■ AIM OF THE EXERCISE
Copy out each line of the listing that has the word "води" in it.
········
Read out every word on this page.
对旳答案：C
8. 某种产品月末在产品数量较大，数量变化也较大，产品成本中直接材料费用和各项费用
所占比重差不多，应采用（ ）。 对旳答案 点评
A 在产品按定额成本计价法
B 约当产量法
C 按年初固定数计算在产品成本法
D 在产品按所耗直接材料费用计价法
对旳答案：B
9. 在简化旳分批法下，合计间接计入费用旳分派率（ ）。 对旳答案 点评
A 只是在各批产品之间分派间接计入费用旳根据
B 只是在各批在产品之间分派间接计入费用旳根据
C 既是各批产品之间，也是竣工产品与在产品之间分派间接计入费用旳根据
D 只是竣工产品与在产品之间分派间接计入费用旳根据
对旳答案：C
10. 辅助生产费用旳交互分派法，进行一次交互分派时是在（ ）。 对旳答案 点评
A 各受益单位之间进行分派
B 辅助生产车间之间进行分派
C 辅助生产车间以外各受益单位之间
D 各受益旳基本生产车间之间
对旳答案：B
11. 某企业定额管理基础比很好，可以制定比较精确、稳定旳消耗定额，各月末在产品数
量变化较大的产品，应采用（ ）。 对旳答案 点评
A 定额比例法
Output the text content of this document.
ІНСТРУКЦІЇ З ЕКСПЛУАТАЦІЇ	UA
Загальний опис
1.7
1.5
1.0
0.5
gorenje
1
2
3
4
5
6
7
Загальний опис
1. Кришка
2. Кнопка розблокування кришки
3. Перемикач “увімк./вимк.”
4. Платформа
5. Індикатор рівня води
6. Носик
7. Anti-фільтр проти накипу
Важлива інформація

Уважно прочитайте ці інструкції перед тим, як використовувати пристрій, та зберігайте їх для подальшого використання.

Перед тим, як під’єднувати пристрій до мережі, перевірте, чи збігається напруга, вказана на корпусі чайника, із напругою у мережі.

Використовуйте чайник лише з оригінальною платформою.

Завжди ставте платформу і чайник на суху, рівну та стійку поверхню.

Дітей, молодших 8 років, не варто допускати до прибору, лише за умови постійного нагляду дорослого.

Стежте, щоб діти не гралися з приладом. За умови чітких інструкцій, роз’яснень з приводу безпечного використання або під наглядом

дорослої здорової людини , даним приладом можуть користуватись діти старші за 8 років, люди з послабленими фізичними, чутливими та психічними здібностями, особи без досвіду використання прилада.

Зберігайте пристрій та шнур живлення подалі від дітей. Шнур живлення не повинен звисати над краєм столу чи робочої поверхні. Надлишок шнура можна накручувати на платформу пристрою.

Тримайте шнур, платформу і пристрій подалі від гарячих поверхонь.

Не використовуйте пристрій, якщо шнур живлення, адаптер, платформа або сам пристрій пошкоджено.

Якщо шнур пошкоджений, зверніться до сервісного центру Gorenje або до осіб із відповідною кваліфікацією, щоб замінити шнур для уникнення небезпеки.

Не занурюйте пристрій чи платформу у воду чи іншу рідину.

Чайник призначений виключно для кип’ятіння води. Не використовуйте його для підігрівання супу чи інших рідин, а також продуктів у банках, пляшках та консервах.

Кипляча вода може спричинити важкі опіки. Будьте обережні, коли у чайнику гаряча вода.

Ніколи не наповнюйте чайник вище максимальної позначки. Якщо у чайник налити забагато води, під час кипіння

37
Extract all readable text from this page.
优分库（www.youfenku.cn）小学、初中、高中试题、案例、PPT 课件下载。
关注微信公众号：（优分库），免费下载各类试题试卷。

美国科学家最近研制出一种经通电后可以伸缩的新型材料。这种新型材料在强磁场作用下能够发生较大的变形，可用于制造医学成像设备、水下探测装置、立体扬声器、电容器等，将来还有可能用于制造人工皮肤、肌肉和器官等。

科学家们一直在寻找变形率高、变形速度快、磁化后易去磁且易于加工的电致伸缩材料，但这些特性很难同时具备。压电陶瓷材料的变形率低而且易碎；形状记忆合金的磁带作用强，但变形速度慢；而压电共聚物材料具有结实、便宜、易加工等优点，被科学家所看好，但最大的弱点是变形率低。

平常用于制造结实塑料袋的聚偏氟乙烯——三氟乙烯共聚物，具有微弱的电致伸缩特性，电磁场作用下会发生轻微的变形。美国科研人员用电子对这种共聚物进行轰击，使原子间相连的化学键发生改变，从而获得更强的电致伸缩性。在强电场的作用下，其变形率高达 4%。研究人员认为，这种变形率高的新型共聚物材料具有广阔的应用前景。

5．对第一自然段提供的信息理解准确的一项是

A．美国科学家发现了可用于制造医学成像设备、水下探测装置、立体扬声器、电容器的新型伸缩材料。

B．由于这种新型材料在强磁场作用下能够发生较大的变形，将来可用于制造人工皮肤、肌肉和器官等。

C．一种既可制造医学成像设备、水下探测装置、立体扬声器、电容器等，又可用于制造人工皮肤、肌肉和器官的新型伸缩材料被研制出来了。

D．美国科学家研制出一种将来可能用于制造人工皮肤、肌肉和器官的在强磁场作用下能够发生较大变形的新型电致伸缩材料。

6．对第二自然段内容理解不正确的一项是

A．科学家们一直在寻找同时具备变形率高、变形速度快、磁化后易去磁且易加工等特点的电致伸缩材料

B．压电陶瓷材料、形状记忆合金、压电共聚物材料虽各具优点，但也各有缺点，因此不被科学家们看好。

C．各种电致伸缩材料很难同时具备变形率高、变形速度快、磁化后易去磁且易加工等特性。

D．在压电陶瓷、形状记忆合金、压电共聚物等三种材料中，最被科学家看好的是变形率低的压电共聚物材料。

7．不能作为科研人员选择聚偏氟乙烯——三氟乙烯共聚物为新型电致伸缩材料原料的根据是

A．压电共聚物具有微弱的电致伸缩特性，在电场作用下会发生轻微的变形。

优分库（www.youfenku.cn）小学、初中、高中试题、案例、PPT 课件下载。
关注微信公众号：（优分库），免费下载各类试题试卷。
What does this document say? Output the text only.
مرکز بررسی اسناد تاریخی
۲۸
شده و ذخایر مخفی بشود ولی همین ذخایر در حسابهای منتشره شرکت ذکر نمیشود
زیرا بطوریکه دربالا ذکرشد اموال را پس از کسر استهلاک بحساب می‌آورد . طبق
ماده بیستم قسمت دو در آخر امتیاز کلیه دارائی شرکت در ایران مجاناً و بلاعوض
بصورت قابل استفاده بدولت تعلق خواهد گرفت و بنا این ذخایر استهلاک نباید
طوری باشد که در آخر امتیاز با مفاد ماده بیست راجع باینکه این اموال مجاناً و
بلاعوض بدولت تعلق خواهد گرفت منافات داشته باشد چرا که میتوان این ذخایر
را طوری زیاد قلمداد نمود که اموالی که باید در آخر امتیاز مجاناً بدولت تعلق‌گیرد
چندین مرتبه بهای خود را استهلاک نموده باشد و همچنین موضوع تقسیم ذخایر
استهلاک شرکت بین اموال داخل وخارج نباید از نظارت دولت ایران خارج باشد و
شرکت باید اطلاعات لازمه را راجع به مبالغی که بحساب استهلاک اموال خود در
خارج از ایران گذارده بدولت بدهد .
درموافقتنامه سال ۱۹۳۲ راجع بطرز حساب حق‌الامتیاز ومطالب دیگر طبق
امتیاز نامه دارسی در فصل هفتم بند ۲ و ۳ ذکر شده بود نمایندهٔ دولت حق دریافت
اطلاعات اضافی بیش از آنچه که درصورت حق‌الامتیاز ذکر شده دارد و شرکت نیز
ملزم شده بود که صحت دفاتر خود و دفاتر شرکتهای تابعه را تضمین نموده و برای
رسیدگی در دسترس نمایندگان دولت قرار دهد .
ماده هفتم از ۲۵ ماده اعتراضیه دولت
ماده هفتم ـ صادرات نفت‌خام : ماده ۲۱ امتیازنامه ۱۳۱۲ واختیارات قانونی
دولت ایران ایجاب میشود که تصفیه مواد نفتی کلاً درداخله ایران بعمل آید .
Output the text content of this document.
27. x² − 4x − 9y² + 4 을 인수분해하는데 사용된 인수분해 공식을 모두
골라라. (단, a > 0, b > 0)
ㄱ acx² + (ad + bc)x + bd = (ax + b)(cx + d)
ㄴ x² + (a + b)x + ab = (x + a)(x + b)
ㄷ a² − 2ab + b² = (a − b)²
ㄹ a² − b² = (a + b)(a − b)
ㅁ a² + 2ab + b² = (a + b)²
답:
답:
········
■ CORRECT RESPONSE
5. Індикатор рівня води
Чайник призначений виключно для кип’ятіння води. Не використовуйте його для підігрівання супу чи інших рідин, а також продуктів у банках, пляшках та консервах.
Ніколи не наповнюйте чайник вище максимальної позначки. Якщо у чайник налити забагато води, під час кипіння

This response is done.